Below are some entries; can you quote all of them exactly?

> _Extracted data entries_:
###

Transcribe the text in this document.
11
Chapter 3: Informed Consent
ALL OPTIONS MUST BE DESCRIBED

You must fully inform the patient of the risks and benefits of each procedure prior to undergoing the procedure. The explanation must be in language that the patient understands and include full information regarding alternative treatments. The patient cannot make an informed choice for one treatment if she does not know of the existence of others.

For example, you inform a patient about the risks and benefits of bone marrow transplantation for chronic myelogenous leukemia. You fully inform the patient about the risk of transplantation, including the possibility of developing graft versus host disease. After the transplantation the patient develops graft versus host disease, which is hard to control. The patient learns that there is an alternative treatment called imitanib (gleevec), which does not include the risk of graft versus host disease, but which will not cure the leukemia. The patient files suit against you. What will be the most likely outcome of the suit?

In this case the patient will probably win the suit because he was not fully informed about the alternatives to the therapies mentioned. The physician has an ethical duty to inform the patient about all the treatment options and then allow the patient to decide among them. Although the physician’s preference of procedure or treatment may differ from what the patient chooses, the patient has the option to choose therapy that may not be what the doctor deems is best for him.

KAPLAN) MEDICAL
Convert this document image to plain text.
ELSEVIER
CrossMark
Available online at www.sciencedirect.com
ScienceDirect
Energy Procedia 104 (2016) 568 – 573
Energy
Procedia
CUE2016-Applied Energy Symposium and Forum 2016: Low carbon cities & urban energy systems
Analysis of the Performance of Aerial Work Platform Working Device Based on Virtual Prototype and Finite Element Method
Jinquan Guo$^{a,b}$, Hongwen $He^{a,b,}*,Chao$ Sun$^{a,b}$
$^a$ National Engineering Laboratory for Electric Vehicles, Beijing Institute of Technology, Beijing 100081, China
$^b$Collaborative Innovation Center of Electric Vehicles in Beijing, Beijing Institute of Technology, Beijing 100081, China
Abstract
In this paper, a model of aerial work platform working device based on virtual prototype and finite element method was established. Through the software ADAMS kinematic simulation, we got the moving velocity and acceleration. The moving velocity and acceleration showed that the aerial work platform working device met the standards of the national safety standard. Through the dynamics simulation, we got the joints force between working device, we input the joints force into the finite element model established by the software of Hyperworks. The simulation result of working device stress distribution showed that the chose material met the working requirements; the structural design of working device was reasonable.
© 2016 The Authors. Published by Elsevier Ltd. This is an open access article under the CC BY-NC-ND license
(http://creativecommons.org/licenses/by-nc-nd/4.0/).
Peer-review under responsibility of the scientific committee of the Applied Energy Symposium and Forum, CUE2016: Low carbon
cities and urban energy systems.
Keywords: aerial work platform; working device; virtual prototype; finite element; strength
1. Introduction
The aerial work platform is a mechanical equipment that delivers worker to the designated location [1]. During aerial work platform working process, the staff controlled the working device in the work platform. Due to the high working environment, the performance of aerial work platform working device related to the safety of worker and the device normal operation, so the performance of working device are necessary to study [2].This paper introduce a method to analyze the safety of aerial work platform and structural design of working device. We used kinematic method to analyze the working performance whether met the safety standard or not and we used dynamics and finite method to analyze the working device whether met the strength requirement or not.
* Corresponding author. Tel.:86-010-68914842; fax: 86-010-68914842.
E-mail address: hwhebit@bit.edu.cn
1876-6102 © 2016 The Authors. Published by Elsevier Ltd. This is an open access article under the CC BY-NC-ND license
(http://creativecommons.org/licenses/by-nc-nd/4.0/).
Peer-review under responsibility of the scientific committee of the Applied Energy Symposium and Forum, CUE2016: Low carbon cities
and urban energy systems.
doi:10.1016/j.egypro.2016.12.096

###

> _Written response_:
Transcribe the text in this document.
11
Chapter 3: Informed Consent
ALL OPTIONS MUST BE DESCRIBED

You must fully inform the patient of the risks and benefits of each procedure prior to undergoing the procedure. The explanation must be in language that the patient understands and include full information regarding alternative treatments. The patient cannot make an informed choice for one treatment if she does not know of the existence of others.

For example, you inform a patient about the risks and benefits of bone marrow transplantation for chronic myelogenous leukemia. You fully inform the patient about the risk of transplantation, including the possibility of developing graft versus host disease. After the transplantation the patient develops graft versus host disease, which is hard to control. The patient learns that there is an alternative treatment called imitanib (gleevec), which does not include the risk of graft versus host disease, but which will not cure the leukemia. The patient files suit against you. What will be the most likely outcome of the suit?

In this case the patient will probably win the suit because he was not fully informed about the alternatives to the therapies mentioned. The physician has an ethical duty to inform the patient about all the treatment options and then allow the patient to decide among them. Although the physician’s preference of procedure or treatment may differ from what the patient chooses, the patient has the option to choose therapy that may not be what the doctor deems is best for him.

KAPLAN) MEDICAL
Convert this document image to plain text.
ELSEVIER
CrossMark
Available online at www.sciencedirect.com
ScienceDirect
Energy Procedia 104 (2016) 568 – 573
Energy
Procedia
CUE2016-Applied Energy Symposium and Forum 2016: Low carbon cities & urban energy systems
Analysis of the Performance of Aerial Work Platform Working Device Based on Virtual Prototype and Finite Element Method
Jinquan Guo$^{a,b}$, Hongwen $He^{a,b,}*,Chao$ Sun$^{a,b}$
$^a$ National Engineering Laboratory for Electric Vehicles, Beijing Institute of Technology, Beijing 100081, China
$^b$Collaborative Innovation Center of Electric Vehicles in Beijing, Beijing Institute of Technology, Beijing 100081, China
Abstract
In this paper, a model of aerial work platform working device based on virtual prototype and finite element method was established. Through the software ADAMS kinematic simulation, we got the moving velocity and acceleration. The moving velocity and acceleration showed that the aerial work platform working device met the standards of the national safety standard. Through the dynamics simulation, we got the joints force between working device, we input the joints force into the finite element model established by the software of Hyperworks. The simulation result of working device stress distribution showed that the chose material met the working requirements; the structural design of working device was reasonable.
© 2016 The Authors. Published by Elsevier Ltd. This is an open access article under the CC BY-NC-ND license
(http://creativecommons.org/licenses/by-nc-nd/4.0/).
Peer-review under responsibility of the scientific committee of the Applied Energy Symposium and Forum, CUE2016: Low carbon
cities and urban energy systems.
Keywords: aerial work platform; working device; virtual prototype; finite element; strength
1. Introduction
The aerial work platform is a mechanical equipment that delivers worker to the designated location [1]. During aerial work platform working process, the staff controlled the working device in the work platform. Due to the high working environment, the performance of aerial work platform working device related to the safety of worker and the device normal operation, so the performance of working device are necessary to study [2].This paper introduce a method to analyze the safety of aerial work platform and structural design of working device. We used kinematic method to analyze the working performance whether met the safety standard or not and we used dynamics and finite method to analyze the working device whether met the strength requirement or not.
* Corresponding author. Tel.:86-010-68914842; fax: 86-010-68914842.
E-mail address: hwhebit@bit.edu.cn
1876-6102 © 2016 The Authors. Published by Elsevier Ltd. This is an open access article under the CC BY-NC-ND license
(http://creativecommons.org/licenses/by-nc-nd/4.0/).
Peer-review under responsibility of the scientific committee of the Applied Energy Symposium and Forum, CUE2016: Low carbon cities
and urban energy systems.
doi:10.1016/j.egypro.2016.12.096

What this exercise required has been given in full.